» Dataset entries on figures:
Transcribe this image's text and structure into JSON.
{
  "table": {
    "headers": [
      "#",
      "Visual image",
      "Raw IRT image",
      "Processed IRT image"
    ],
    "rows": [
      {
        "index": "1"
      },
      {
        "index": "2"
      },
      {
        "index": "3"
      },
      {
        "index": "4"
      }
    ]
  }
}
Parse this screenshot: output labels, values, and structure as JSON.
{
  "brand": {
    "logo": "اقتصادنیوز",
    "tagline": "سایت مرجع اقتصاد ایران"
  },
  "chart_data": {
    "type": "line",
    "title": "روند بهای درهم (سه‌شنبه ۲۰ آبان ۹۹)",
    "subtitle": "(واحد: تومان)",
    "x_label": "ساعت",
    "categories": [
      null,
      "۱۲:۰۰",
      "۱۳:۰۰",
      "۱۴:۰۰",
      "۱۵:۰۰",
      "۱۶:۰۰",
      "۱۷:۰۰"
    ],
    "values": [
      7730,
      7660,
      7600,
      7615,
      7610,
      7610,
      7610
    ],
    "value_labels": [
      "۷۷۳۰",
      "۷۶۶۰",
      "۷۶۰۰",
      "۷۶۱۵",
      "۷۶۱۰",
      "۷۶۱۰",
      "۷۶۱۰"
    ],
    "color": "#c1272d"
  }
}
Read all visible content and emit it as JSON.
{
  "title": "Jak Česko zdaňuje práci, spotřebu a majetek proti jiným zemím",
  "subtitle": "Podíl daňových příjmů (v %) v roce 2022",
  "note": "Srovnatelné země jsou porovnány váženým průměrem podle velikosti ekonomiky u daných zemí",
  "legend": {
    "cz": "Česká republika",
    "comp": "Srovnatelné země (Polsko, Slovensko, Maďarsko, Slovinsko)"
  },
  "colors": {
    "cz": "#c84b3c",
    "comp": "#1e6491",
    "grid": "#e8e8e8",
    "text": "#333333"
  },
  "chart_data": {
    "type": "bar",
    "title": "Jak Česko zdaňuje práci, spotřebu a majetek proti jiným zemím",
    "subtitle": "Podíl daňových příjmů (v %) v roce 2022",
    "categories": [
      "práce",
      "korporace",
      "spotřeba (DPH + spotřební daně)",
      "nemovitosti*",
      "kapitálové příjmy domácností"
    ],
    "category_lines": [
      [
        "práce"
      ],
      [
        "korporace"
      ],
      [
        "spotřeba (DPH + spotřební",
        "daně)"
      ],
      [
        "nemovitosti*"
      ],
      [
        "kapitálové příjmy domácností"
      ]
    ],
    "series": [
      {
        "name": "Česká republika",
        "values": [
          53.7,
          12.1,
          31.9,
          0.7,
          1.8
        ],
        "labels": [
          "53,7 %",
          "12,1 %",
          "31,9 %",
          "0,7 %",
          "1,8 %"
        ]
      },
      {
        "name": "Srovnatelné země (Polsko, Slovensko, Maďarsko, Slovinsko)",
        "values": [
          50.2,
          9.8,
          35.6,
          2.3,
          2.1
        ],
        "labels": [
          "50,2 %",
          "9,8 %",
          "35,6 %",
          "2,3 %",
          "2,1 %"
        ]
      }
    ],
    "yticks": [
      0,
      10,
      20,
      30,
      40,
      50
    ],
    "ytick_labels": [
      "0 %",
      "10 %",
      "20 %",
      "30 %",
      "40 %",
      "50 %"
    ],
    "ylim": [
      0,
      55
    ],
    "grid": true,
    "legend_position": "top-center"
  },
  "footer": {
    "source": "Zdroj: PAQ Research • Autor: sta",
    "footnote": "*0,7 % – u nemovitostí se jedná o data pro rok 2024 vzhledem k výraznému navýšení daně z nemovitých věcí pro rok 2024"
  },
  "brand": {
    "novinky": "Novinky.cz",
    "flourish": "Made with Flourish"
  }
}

» What you are asked to do:
List all lines where "daně" occurs.

» Answer to the problem:
      "spotřeba (DPH + spotřební daně)",
        "daně)"
    "footnote": "*0,7 % – u nemovitostí se jedná o data pro rok 2024 vzhledem k výraznému navýšení daně z nemovitých věcí pro rok 2024"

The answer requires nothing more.